# Work to do
Extract precisely the lines that run from the line containing "Extract the chart's" to the end of the records below, with both ends included and pictures omitted.

# Items
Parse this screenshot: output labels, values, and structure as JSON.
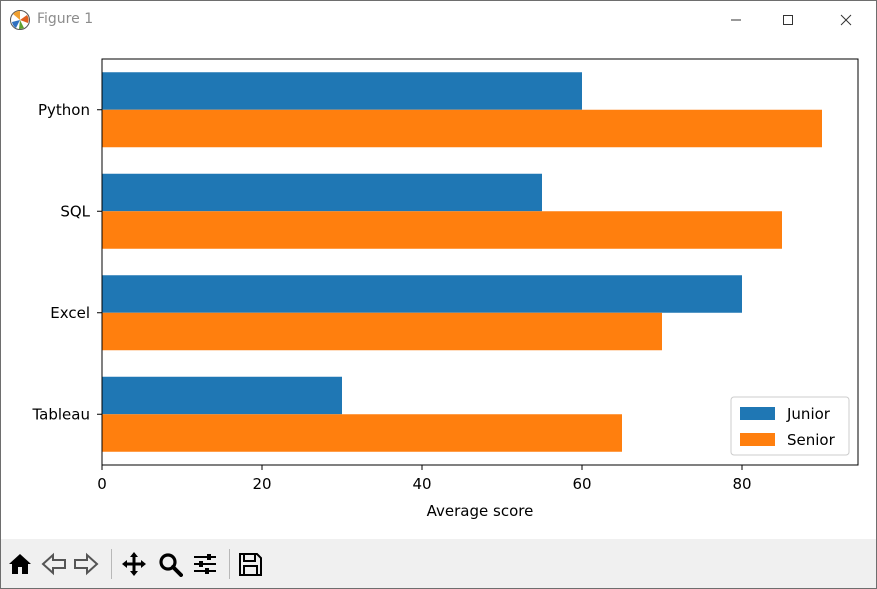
{
  "window": {
    "title": "Figure 1"
  },
  "toolbar": {
    "buttons": [
      "home-icon",
      "back-icon",
      "forward-icon",
      "pan-icon",
      "zoom-icon",
      "configure-subplots-icon",
      "save-icon"
    ]
  },
  "colors": {
    "junior": "#1f77b4",
    "senior": "#ff7f0e"
  },
  "chart_data": {
    "type": "bar",
    "orientation": "horizontal",
    "categories": [
      "Python",
      "SQL",
      "Excel",
      "Tableau"
    ],
    "series": [
      {
        "name": "Junior",
        "values": [
          60,
          55,
          80,
          30
        ]
      },
      {
        "name": "Senior",
        "values": [
          90,
          85,
          70,
          65
        ]
      }
    ],
    "title": "",
    "xlabel": "Average score",
    "ylabel": "",
    "xlim": [
      0,
      94.5
    ],
    "xticks": [
      "0",
      "20",
      "40",
      "60",
      "80"
    ],
    "grid": false,
    "legend_position": "lower right"
  }
}
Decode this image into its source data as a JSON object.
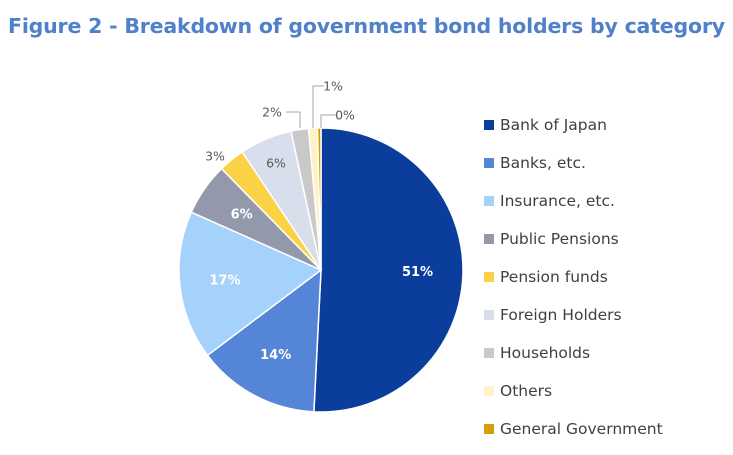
{
  "chart_data": {
    "type": "pie",
    "title": "Figure 2 - Breakdown of government bond holders by category",
    "legend_position": "right",
    "slices": [
      {
        "label": "Bank of Japan",
        "value": 51,
        "display": "51%",
        "color": "#0b3d9c",
        "label_color": "#ffffff"
      },
      {
        "label": "Banks, etc.",
        "value": 14,
        "display": "14%",
        "color": "#5585d6",
        "label_color": "#ffffff"
      },
      {
        "label": "Insurance, etc.",
        "value": 17,
        "display": "17%",
        "color": "#a4d2fa",
        "label_color": "#ffffff"
      },
      {
        "label": "Public Pensions",
        "value": 6,
        "display": "6%",
        "color": "#9399ab",
        "label_color": "#ffffff"
      },
      {
        "label": "Pension funds",
        "value": 3,
        "display": "3%",
        "color": "#fbd245",
        "label_color": "#595959"
      },
      {
        "label": "Foreign Holders",
        "value": 6,
        "display": "6%",
        "color": "#d8deeb",
        "label_color": "#595959"
      },
      {
        "label": "Households",
        "value": 2,
        "display": "2%",
        "color": "#c9c9c9",
        "label_color": "#595959"
      },
      {
        "label": "Others",
        "value": 1,
        "display": "1%",
        "color": "#fff2c6",
        "label_color": "#595959"
      },
      {
        "label": "General Government",
        "value": 0.4,
        "display": "0%",
        "color": "#d4a000",
        "label_color": "#595959"
      }
    ]
  }
}
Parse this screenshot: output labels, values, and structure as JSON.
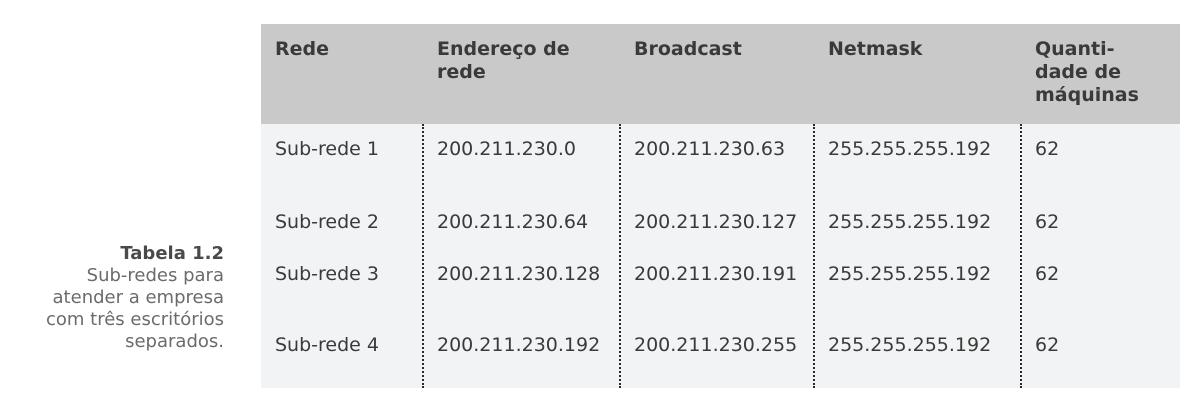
{
  "caption": {
    "title": "Tabela 1.2",
    "lines": [
      "Sub-redes para",
      "atender a empresa",
      "com três escritórios",
      "separados."
    ]
  },
  "table": {
    "headers": {
      "rede": "Rede",
      "endereco": [
        "Endereço de",
        "rede"
      ],
      "broadcast": "Broadcast",
      "netmask": "Netmask",
      "quantidade": [
        "Quanti-",
        "dade de",
        "máquinas"
      ]
    },
    "rows": [
      {
        "rede": "Sub-rede 1",
        "endereco": "200.211.230.0",
        "broadcast": "200.211.230.63",
        "netmask": "255.255.255.192",
        "quantidade": "62"
      },
      {
        "rede": "Sub-rede 2",
        "endereco": "200.211.230.64",
        "broadcast": "200.211.230.127",
        "netmask": "255.255.255.192",
        "quantidade": "62"
      },
      {
        "rede": "Sub-rede 3",
        "endereco": "200.211.230.128",
        "broadcast": "200.211.230.191",
        "netmask": "255.255.255.192",
        "quantidade": "62"
      },
      {
        "rede": "Sub-rede 4",
        "endereco": "200.211.230.192",
        "broadcast": "200.211.230.255",
        "netmask": "255.255.255.192",
        "quantidade": "62"
      }
    ]
  }
}
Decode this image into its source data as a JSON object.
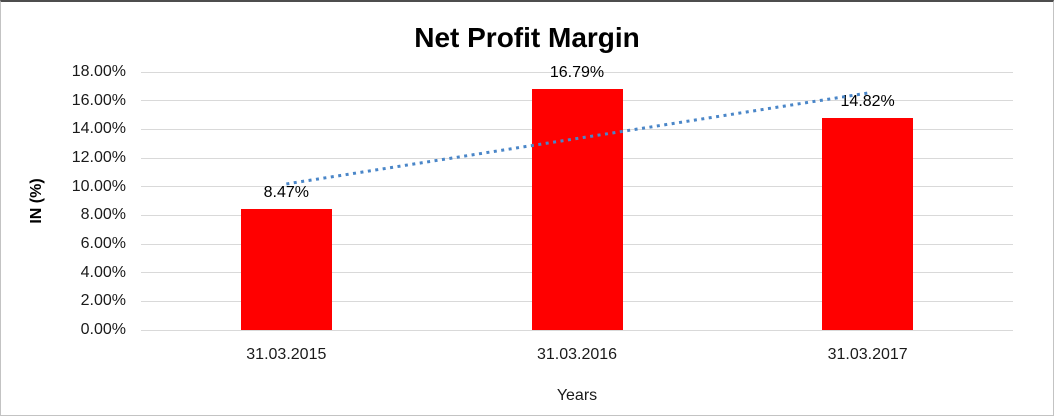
{
  "chart_data": {
    "type": "bar",
    "title": "Net Profit Margin",
    "categories": [
      "31.03.2015",
      "31.03.2016",
      "31.03.2017"
    ],
    "series": [
      {
        "name": "Net Profit Margin",
        "values": [
          8.47,
          16.79,
          14.82
        ],
        "color": "#ff0000"
      }
    ],
    "data_labels": [
      "8.47%",
      "16.79%",
      "14.82%"
    ],
    "xlabel": "Years",
    "ylabel": "IN (%)",
    "ylim": [
      0,
      18
    ],
    "ytick_step": 2,
    "ytick_labels": [
      "0.00%",
      "2.00%",
      "4.00%",
      "6.00%",
      "8.00%",
      "10.00%",
      "12.00%",
      "14.00%",
      "16.00%",
      "18.00%"
    ],
    "grid": true,
    "gridline_color": "#d9d9d9",
    "legend": "none",
    "trendline": {
      "type": "linear",
      "style": "dotted",
      "color": "#4a86c8",
      "start_value": 10.19,
      "end_value": 16.53
    }
  }
}
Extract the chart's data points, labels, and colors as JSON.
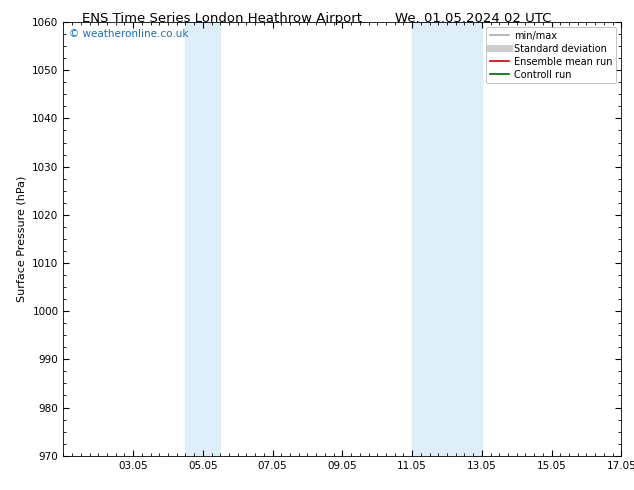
{
  "title_left": "ENS Time Series London Heathrow Airport",
  "title_right": "We. 01.05.2024 02 UTC",
  "ylabel": "Surface Pressure (hPa)",
  "ylim": [
    970,
    1060
  ],
  "yticks": [
    970,
    980,
    990,
    1000,
    1010,
    1020,
    1030,
    1040,
    1050,
    1060
  ],
  "xlim": [
    0,
    16
  ],
  "xtick_labels": [
    "03.05",
    "05.05",
    "07.05",
    "09.05",
    "11.05",
    "13.05",
    "15.05",
    "17.05"
  ],
  "xtick_positions": [
    2,
    4,
    6,
    8,
    10,
    12,
    14,
    16
  ],
  "shaded_bands": [
    {
      "x_start": 3.5,
      "x_end": 4.5,
      "color": "#ddeef8"
    },
    {
      "x_start": 10.0,
      "x_end": 12.0,
      "color": "#ddeef8"
    }
  ],
  "watermark": "© weatheronline.co.uk",
  "watermark_color": "#1a6bbf",
  "legend_items": [
    {
      "label": "min/max",
      "color": "#aaaaaa",
      "lw": 1.2,
      "style": "solid"
    },
    {
      "label": "Standard deviation",
      "color": "#cccccc",
      "lw": 5,
      "style": "solid"
    },
    {
      "label": "Ensemble mean run",
      "color": "#cc0000",
      "lw": 1.2,
      "style": "solid"
    },
    {
      "label": "Controll run",
      "color": "#006600",
      "lw": 1.2,
      "style": "solid"
    }
  ],
  "background_color": "#ffffff",
  "title_fontsize": 9.5,
  "axis_label_fontsize": 8,
  "tick_fontsize": 7.5,
  "watermark_fontsize": 7.5,
  "legend_fontsize": 7
}
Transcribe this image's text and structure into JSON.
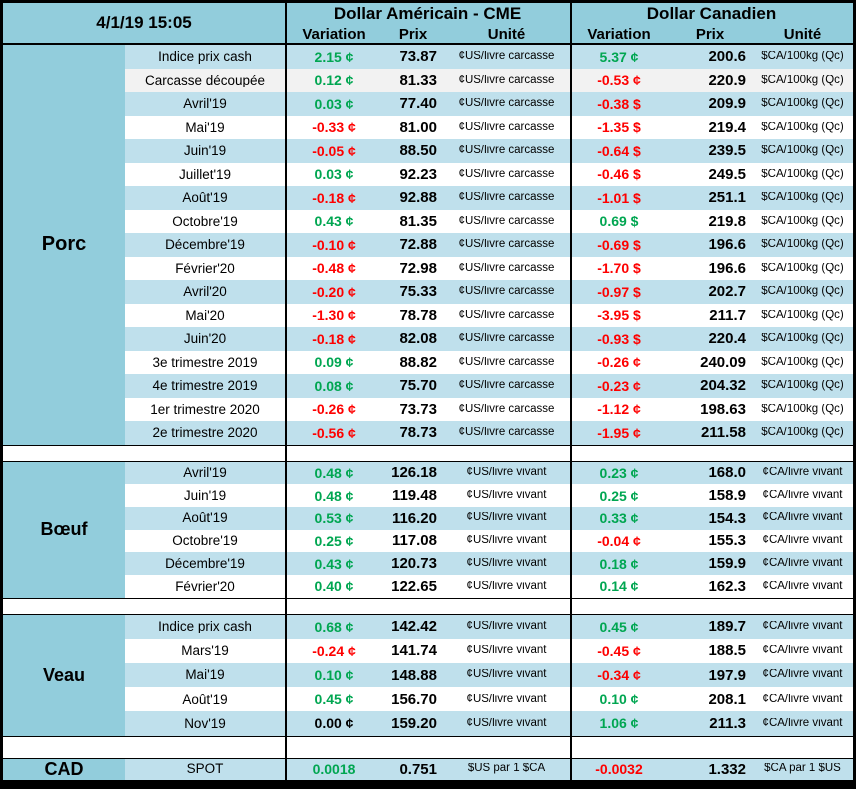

# Answer to this task
Extract the chart's data points, labels, and colors as JSON.
{
  "title_left": "ENS Time Series London Heathrow Airport",
  "title_right": "We. 01.05.2024 02 UTC",
  "ylabel": "Surface Pressure (hPa)",
  "ylim": [
    970,
    1060
  ],
  "yticks": [
    970,
    980,
    990,
    1000,
    1010,
    1020,
    1030,
    1040,
    1050,
    1060
  ],
  "xlim": [
    0,
    16
  ],
  "xtick_labels": [
    "03.05",
    "05.05",
    "07.05",
    "09.05",
    "11.05",
    "13.05",
    "15.05",
    "17.05"
  ],
  "xtick_positions": [
    2,
    4,
    6,
    8,
    10,
    12,
    14,
    16
  ],
  "shaded_bands": [
    {
      "x_start": 3.5,
      "x_end": 4.5,
      "color": "#ddeef8"
    },
    {
      "x_start": 10.0,
      "x_end": 12.0,
      "color": "#ddeef8"
    }
  ],
  "watermark": "© weatheronline.co.uk",
  "watermark_color": "#1a6bbf",
  "legend_items": [
    {
      "label": "min/max",
      "color": "#aaaaaa",
      "lw": 1.2,
      "style": "solid"
    },
    {
      "label": "Standard deviation",
      "color": "#cccccc",
      "lw": 5,
      "style": "solid"
    },
    {
      "label": "Ensemble mean run",
      "color": "#cc0000",
      "lw": 1.2,
      "style": "solid"
    },
    {
      "label": "Controll run",
      "color": "#006600",
      "lw": 1.2,
      "style": "solid"
    }
  ],
  "background_color": "#ffffff",
  "title_fontsize": 9.5,
  "axis_label_fontsize": 8,
  "tick_fontsize": 7.5,
  "watermark_fontsize": 7.5,
  "legend_fontsize": 7
}
Transcribe this image's text and structure into JSON.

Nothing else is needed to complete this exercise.